■ What this task involves:
Produce a verbatim transcription of the records below, beginning at the line containing "Serialize everything readable" and ending at the final line; include only those lines.

Data records:

-------------------------

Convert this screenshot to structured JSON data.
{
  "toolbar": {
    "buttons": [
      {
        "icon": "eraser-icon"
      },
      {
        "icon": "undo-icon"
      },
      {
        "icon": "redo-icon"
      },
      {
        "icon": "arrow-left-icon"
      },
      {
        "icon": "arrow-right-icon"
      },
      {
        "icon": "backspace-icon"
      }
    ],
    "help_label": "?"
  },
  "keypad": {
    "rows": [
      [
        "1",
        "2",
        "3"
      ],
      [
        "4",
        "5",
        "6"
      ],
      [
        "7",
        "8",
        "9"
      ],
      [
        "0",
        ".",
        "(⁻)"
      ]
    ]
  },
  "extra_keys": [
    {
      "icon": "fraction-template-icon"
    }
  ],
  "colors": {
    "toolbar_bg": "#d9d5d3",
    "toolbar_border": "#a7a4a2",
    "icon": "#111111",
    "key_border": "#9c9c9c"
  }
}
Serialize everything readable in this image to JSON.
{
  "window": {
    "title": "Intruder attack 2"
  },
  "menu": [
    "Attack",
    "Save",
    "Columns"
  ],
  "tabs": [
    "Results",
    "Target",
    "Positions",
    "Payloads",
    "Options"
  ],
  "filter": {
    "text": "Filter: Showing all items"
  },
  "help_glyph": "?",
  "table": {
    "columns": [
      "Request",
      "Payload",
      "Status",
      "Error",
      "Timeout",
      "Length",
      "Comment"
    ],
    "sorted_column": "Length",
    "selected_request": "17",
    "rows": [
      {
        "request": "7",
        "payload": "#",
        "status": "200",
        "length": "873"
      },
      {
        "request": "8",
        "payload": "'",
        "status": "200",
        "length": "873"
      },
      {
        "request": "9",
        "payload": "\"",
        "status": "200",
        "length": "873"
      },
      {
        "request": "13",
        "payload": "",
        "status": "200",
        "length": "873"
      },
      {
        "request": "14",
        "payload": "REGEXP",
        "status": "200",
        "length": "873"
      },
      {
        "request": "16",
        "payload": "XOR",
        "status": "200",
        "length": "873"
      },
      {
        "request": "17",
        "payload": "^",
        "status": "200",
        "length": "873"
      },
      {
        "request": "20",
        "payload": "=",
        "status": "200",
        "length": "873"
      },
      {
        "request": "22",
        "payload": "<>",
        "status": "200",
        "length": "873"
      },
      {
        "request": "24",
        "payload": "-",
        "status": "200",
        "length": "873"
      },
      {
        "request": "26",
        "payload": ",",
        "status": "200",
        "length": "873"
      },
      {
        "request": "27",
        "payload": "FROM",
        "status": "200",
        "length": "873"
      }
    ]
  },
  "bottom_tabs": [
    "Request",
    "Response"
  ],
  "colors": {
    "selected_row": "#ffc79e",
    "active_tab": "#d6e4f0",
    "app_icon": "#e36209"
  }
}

-------------------------

■ Reply to the task:
Serialize everything readable in this image to JSON.
{
  "window": {
    "title": "Intruder attack 2"
  },
  "menu": [
    "Attack",
    "Save",
    "Columns"
  ],
  "tabs": [
    "Results",
    "Target",
    "Positions",
    "Payloads",
    "Options"
  ],
  "filter": {
    "text": "Filter: Showing all items"
  },
  "help_glyph": "?",
  "table": {
    "columns": [
      "Request",
      "Payload",
      "Status",
      "Error",
      "Timeout",
      "Length",
      "Comment"
    ],
    "sorted_column": "Length",
    "selected_request": "17",
    "rows": [
      {
        "request": "7",
        "payload": "#",
        "status": "200",
        "length": "873"
      },
      {
        "request": "8",
        "payload": "'",
        "status": "200",
        "length": "873"
      },
      {
        "request": "9",
        "payload": "\"",
        "status": "200",
        "length": "873"
      },
      {
        "request": "13",
        "payload": "",
        "status": "200",
        "length": "873"
      },
      {
        "request": "14",
        "payload": "REGEXP",
        "status": "200",
        "length": "873"
      },
      {
        "request": "16",
        "payload": "XOR",
        "status": "200",
        "length": "873"
      },
      {
        "request": "17",
        "payload": "^",
        "status": "200",
        "length": "873"
      },
      {
        "request": "20",
        "payload": "=",
        "status": "200",
        "length": "873"
      },
      {
        "request": "22",
        "payload": "<>",
        "status": "200",
        "length": "873"
      },
      {
        "request": "24",
        "payload": "-",
        "status": "200",
        "length": "873"
      },
      {
        "request": "26",
        "payload": ",",
        "status": "200",
        "length": "873"
      },
      {
        "request": "27",
        "payload": "FROM",
        "status": "200",
        "length": "873"
      }
    ]
  },
  "bottom_tabs": [
    "Request",
    "Response"
  ],
  "colors": {
    "selected_row": "#ffc79e",
    "active_tab": "#d6e4f0",
    "app_icon": "#e36209"
  }
}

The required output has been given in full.